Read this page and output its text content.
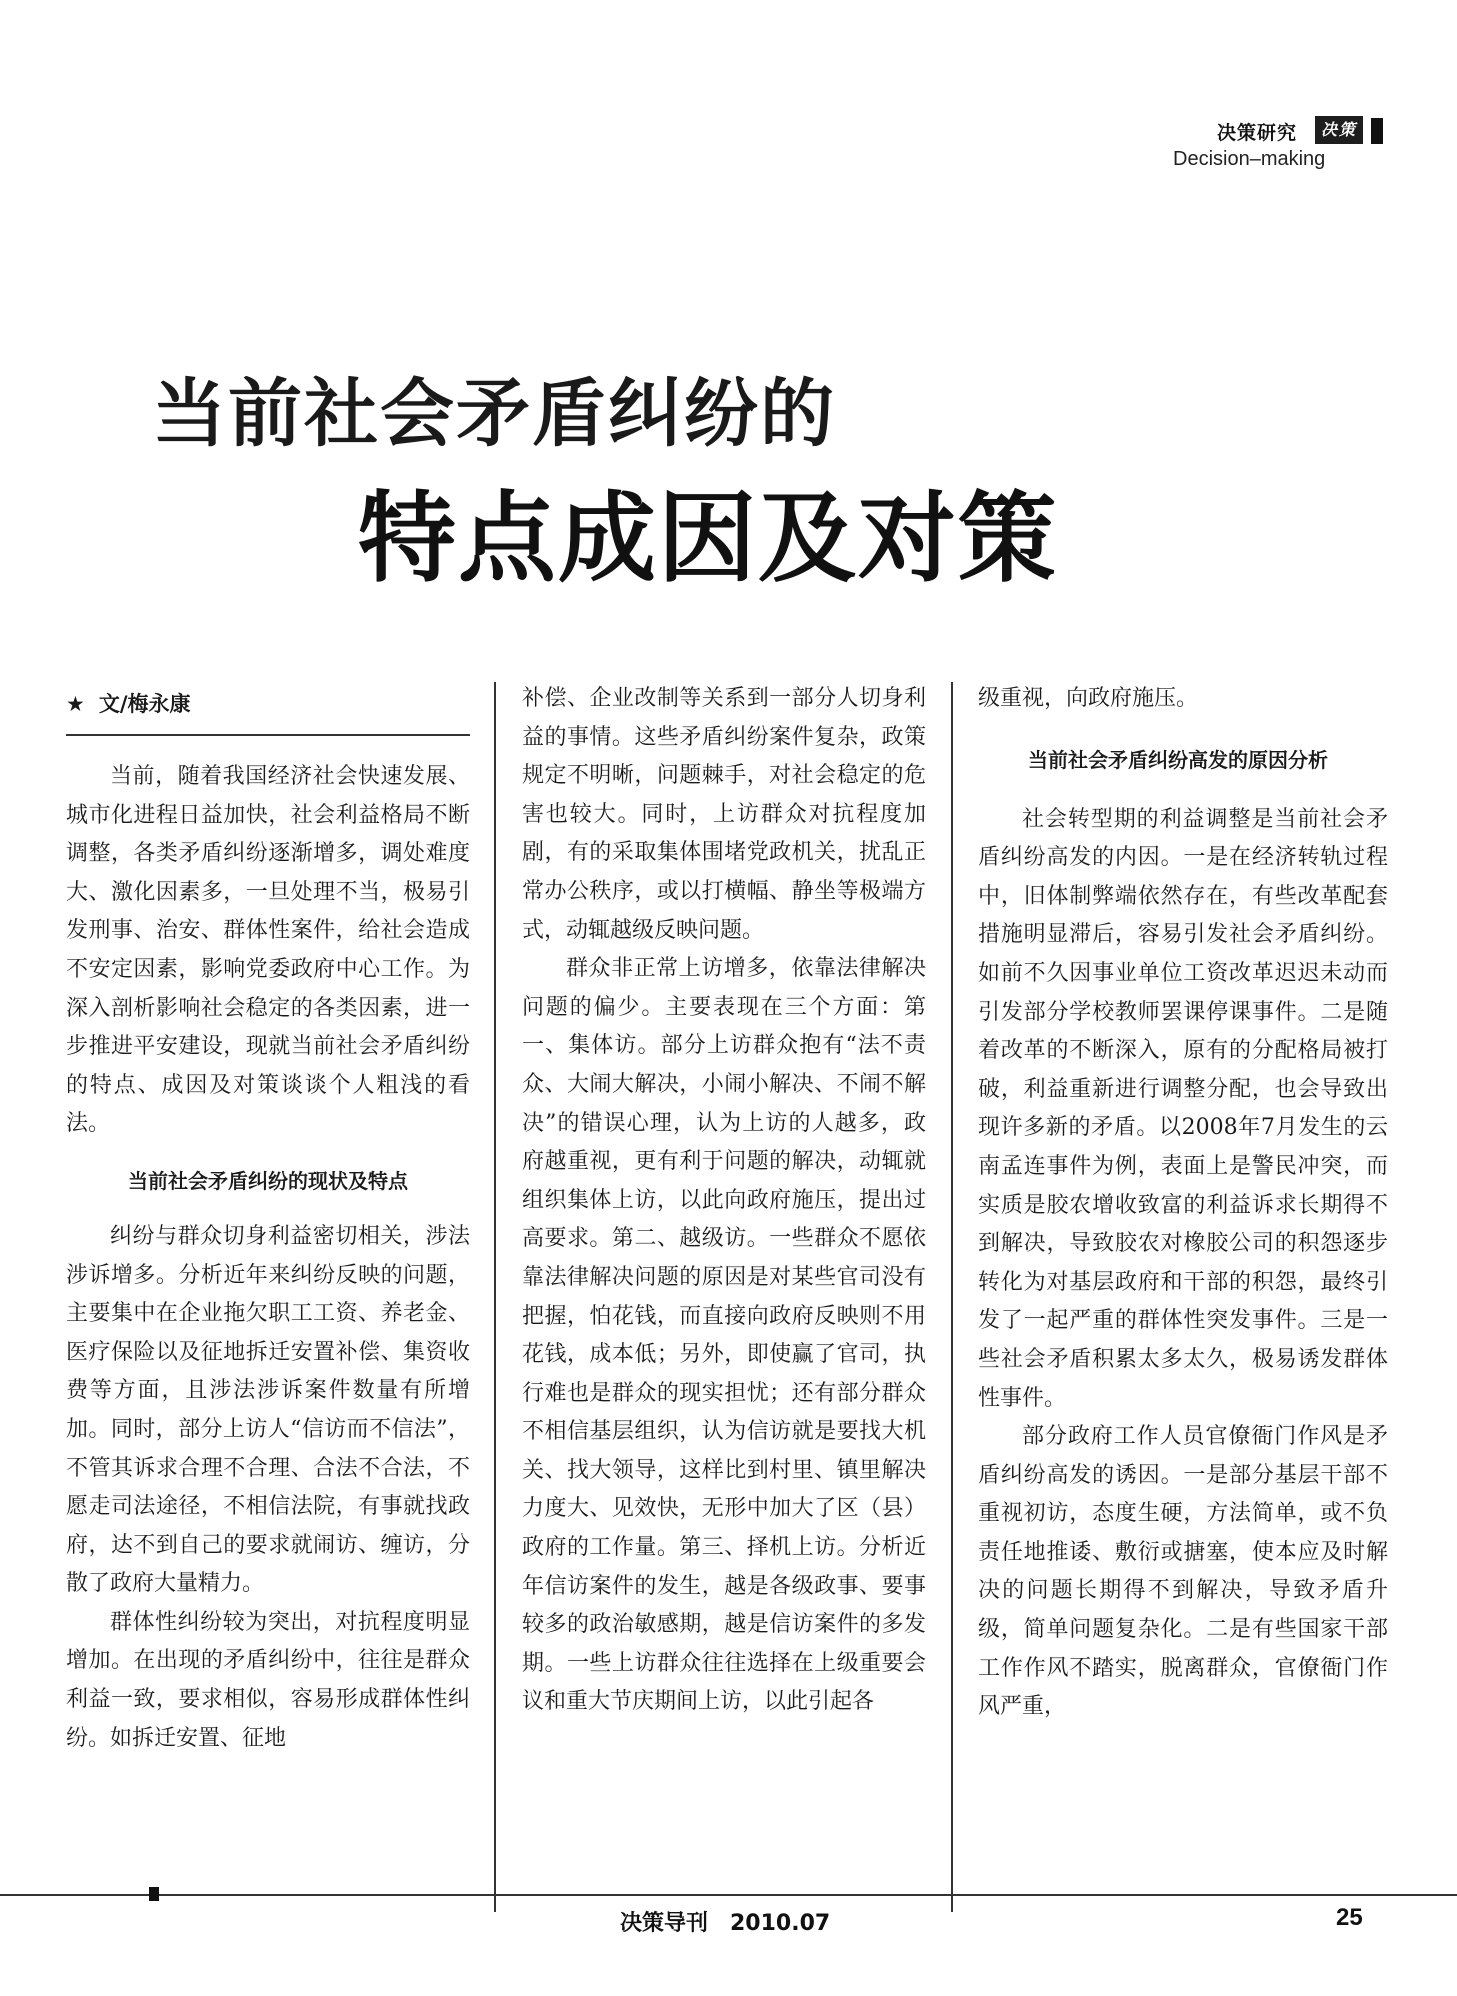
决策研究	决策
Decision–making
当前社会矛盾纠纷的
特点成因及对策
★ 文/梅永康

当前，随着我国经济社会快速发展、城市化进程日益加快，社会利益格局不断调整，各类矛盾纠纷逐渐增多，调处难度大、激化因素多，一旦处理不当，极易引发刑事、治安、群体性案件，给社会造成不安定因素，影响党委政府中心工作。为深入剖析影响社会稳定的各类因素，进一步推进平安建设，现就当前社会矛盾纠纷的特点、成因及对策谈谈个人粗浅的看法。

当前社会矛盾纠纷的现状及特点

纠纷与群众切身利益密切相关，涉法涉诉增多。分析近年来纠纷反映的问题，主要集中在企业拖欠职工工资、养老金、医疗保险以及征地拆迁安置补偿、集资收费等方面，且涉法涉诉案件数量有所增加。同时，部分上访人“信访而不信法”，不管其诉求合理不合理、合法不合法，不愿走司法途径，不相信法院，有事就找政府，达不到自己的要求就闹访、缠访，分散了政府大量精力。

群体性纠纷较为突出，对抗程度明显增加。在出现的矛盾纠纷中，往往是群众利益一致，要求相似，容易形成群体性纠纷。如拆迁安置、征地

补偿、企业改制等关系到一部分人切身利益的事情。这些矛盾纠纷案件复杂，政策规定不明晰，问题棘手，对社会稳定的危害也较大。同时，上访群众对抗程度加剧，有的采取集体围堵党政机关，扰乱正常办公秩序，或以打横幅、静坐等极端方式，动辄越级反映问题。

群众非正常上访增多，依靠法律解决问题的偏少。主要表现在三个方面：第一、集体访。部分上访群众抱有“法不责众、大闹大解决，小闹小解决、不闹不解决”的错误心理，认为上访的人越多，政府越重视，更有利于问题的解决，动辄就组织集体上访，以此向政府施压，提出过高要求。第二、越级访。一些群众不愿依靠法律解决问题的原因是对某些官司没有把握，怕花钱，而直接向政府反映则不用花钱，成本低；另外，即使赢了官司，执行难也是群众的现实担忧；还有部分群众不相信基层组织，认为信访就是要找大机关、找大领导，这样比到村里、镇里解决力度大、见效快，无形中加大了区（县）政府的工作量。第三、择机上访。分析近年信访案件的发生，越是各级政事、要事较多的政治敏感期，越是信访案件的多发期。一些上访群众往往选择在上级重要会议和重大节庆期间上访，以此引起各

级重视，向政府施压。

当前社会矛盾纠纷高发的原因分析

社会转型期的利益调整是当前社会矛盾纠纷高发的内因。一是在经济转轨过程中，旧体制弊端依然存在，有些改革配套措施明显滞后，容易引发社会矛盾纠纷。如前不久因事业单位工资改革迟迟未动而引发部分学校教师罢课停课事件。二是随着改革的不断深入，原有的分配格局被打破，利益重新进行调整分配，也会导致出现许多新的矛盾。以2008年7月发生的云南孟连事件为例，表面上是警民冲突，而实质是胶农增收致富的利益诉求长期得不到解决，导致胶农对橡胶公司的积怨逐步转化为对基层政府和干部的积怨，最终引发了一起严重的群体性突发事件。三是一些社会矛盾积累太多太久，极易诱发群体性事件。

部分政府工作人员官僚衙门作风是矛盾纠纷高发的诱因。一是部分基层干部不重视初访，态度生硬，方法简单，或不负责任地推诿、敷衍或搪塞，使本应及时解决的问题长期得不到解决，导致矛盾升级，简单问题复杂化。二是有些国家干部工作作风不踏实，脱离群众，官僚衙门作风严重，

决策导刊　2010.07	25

....

## Stated problem
Without the pictures, restate all the entries above exactly.

## The answer
Read this page and output its text content.
决策研究	决策
Decision–making
当前社会矛盾纠纷的
特点成因及对策
★ 文/梅永康

当前，随着我国经济社会快速发展、城市化进程日益加快，社会利益格局不断调整，各类矛盾纠纷逐渐增多，调处难度大、激化因素多，一旦处理不当，极易引发刑事、治安、群体性案件，给社会造成不安定因素，影响党委政府中心工作。为深入剖析影响社会稳定的各类因素，进一步推进平安建设，现就当前社会矛盾纠纷的特点、成因及对策谈谈个人粗浅的看法。

当前社会矛盾纠纷的现状及特点

纠纷与群众切身利益密切相关，涉法涉诉增多。分析近年来纠纷反映的问题，主要集中在企业拖欠职工工资、养老金、医疗保险以及征地拆迁安置补偿、集资收费等方面，且涉法涉诉案件数量有所增加。同时，部分上访人“信访而不信法”，不管其诉求合理不合理、合法不合法，不愿走司法途径，不相信法院，有事就找政府，达不到自己的要求就闹访、缠访，分散了政府大量精力。

群体性纠纷较为突出，对抗程度明显增加。在出现的矛盾纠纷中，往往是群众利益一致，要求相似，容易形成群体性纠纷。如拆迁安置、征地

补偿、企业改制等关系到一部分人切身利益的事情。这些矛盾纠纷案件复杂，政策规定不明晰，问题棘手，对社会稳定的危害也较大。同时，上访群众对抗程度加剧，有的采取集体围堵党政机关，扰乱正常办公秩序，或以打横幅、静坐等极端方式，动辄越级反映问题。

群众非正常上访增多，依靠法律解决问题的偏少。主要表现在三个方面：第一、集体访。部分上访群众抱有“法不责众、大闹大解决，小闹小解决、不闹不解决”的错误心理，认为上访的人越多，政府越重视，更有利于问题的解决，动辄就组织集体上访，以此向政府施压，提出过高要求。第二、越级访。一些群众不愿依靠法律解决问题的原因是对某些官司没有把握，怕花钱，而直接向政府反映则不用花钱，成本低；另外，即使赢了官司，执行难也是群众的现实担忧；还有部分群众不相信基层组织，认为信访就是要找大机关、找大领导，这样比到村里、镇里解决力度大、见效快，无形中加大了区（县）政府的工作量。第三、择机上访。分析近年信访案件的发生，越是各级政事、要事较多的政治敏感期，越是信访案件的多发期。一些上访群众往往选择在上级重要会议和重大节庆期间上访，以此引起各

级重视，向政府施压。

当前社会矛盾纠纷高发的原因分析

社会转型期的利益调整是当前社会矛盾纠纷高发的内因。一是在经济转轨过程中，旧体制弊端依然存在，有些改革配套措施明显滞后，容易引发社会矛盾纠纷。如前不久因事业单位工资改革迟迟未动而引发部分学校教师罢课停课事件。二是随着改革的不断深入，原有的分配格局被打破，利益重新进行调整分配，也会导致出现许多新的矛盾。以2008年7月发生的云南孟连事件为例，表面上是警民冲突，而实质是胶农增收致富的利益诉求长期得不到解决，导致胶农对橡胶公司的积怨逐步转化为对基层政府和干部的积怨，最终引发了一起严重的群体性突发事件。三是一些社会矛盾积累太多太久，极易诱发群体性事件。

部分政府工作人员官僚衙门作风是矛盾纠纷高发的诱因。一是部分基层干部不重视初访，态度生硬，方法简单，或不负责任地推诿、敷衍或搪塞，使本应及时解决的问题长期得不到解决，导致矛盾升级，简单问题复杂化。二是有些国家干部工作作风不踏实，脱离群众，官僚衙门作风严重，

决策导刊　2010.07	25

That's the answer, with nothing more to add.